Quelques extraits choisis du « King Kong Théorie » de Virginie Despentes, l’idée étant de vous donner envie de lire tout le livre…
Extraits choisis
Ces extraits sont nécessairement sortis de leur contexte du fait que je les présente ici hors du texte initial. Je ne peux que conseiller la lecture de ce livre.
Parce que l’idéal de la femme blanche, séduisante mais pas pute, bien mariée mais pas effacée, travaillant mais sans trop réussir, pour ne pas écraser son homme, mince mais pas névrosée par la nourriture, restant indéfiniment jeune sans se faire défigurer par les chirurgiens de l’esthétique, maman épanouie mais pas accaparée par les couches et les devoirs d’école, bonne maîtresse de maison mais pas boniche traditionnelle, cultivée mais moins qu’un homme, cette femme blanche heureuse qu’on nous brandit tout le temps sous le nez, celle à laquelle on devrait faire l’effort de ressembler, à part qu’elle a l’air de beaucoup s’emmerder pour pas grand-chose, de toute façon je ne l’ai jamais croisée, nulle part. Je crois bien qu’elle n’existe pas.
C’est tout de même épatant, et pour le moins moderne, un dominant qui vient chialer que le dominé n’y met pas assez du sien…
Il y a une fierté de domestique à devoir avancer entravées, comme si c’était utile, agréable, ou sexy.
Il faut minorer sa puissance, jamais valorisée chez une femme : « compétente » veut encore dire « masculine ».
C’est en fait un moyen de s’excuser, de rassurer les hommes.

[JEU D'ENREGISTREMENTS]:
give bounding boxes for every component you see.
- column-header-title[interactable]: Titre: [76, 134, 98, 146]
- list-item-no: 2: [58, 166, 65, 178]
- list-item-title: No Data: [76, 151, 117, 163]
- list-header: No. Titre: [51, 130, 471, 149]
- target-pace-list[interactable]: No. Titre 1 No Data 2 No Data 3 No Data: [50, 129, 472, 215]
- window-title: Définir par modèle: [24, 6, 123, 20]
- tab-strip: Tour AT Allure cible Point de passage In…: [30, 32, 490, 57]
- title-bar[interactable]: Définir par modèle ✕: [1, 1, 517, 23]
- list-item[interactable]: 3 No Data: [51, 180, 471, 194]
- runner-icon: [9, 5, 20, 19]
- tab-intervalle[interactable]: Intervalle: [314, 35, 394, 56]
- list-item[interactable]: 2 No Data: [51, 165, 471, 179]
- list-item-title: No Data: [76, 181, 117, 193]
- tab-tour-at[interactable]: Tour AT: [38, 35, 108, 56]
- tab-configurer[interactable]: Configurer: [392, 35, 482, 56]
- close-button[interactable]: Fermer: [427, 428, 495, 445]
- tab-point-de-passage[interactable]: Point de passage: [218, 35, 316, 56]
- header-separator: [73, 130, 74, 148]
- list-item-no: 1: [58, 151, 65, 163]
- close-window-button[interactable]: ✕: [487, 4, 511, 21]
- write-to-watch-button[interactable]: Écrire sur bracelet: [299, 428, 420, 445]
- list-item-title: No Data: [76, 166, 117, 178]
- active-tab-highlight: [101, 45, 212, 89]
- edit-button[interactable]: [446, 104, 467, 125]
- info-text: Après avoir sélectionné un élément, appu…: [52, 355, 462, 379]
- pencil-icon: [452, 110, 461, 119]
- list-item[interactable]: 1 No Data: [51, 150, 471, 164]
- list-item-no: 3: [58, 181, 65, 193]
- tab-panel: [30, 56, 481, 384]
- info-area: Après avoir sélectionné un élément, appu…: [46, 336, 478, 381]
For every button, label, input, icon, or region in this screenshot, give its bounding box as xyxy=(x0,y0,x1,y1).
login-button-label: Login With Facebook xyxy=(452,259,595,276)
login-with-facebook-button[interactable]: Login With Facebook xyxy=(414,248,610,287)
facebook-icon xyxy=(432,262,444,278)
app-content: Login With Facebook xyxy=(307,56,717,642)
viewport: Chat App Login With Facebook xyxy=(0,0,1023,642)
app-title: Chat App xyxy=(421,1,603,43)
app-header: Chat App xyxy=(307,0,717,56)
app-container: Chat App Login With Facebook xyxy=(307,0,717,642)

[LISTE DES TÂCHES]:
(1) Indiquez si chacune des affirmations suivantes concorde avec les extraits de « King Kong Théorie » : (a) cette femme blanche idéale qu'on brandit sous le nez a été croisée quelque part ; (b) le mot « compétente » renvoie encore au masculin ; (c) les extraits sont présentés avec leur contexte d'origine. Répondez par oui ou par non à chacune, en citant textuellement les mots décisifs.
(2) Transcrivez fidèlement, dans les extraits de « King Kong Théorie », tout ce qui va de « Parce que l’idéal » jusqu'à « qu’elle n’existe pas. ».
(3) Reprenez les extraits de « King Kong Théorie » là où ils s'arrêtent et poursuivez-les.

[LES RÉPONSES]:
(1)
(a) Non : « de toute façon je ne l’ai jamais croisée, nulle part ».
(b) Oui : « « compétente » veut encore dire « masculine » ».
(c) Non : « Ces extraits sont nécessairement sortis de leur contexte ».

(2)
Parce que l’idéal de la femme blanche, séduisante mais pas pute, bien mariée mais pas effacée, travaillant mais sans trop réussir, pour ne pas écraser son homme, mince mais pas névrosée par la nourriture, restant indéfiniment jeune sans se faire défigurer par les chirurgiens de l’esthétique, maman épanouie mais pas accaparée par les couches et les devoirs d’école, bonne maîtresse de maison mais pas boniche traditionnelle, cultivée mais moins qu’un homme, cette femme blanche heureuse qu’on nous brandit tout le temps sous le nez, celle à laquelle on devrait faire l’effort de ressembler, à part qu’elle a l’air de beaucoup s’emmerder pour pas grand-chose, de toute façon je ne l’ai jamais croisée, nulle part. Je crois bien qu’elle n’existe pas.

(3)
J’ai les moyens de vivre autre chose, mais je décide de vivre l’aliénation via les stratégies de séduction les plus efficaces. Les femmes adressent aux hommes un message rassurant : n’ayez pas peur de nous.
Soyons libérées, mais pas trop. Nous voulons jouer le jeu, nous ne voulons pas des pouvoirs liés au phallus, nous ne voulons faire peur à personne.
Les femmes se mettent en position de séductrices, réintégrant leur rôle, de façon d’autant plus ostentatoire qu’elles savent que, dans le fond, il ne s’agit plus que d’un simulacre.
Depuis toujours, sortir de la cage a été accompagné de sanctions brutales.
C’est l’idée que notre indépendance est néfaste qui est incrustée en nous jusqu’à l’os.
La révolution féministe des années 1970 n’a donné lieu à aucune réorganisation concernant la garde des enfants.
Nous manquons d’assurance quant à notre légitimité à investir le politique.
Délaisser le terrain politique comme nous l’avons fait marque nos propres réticences à l’émancipation.
Il faut oublier d’être agréable, serviable, il faut s’autoriser à dominer l’autre, publiquement.
Quand Sarkozy réclame la police dans l’école, ou Royal l’armée dans les quartiers, ça n’est pas une figure virile de la loi qu’ils introduisent chez les enfants, mais la prolongation du pouvoir absolu de la mère.
Nous régressions vers des stades d’organisation collective infantilisant l’individu.
Les corps des femmes n’appartiennent aux hommes qu’en contrepartie de ce que le corps des hommes appartiennent à la production, en temps de paix, à l’État, en temps de guerre.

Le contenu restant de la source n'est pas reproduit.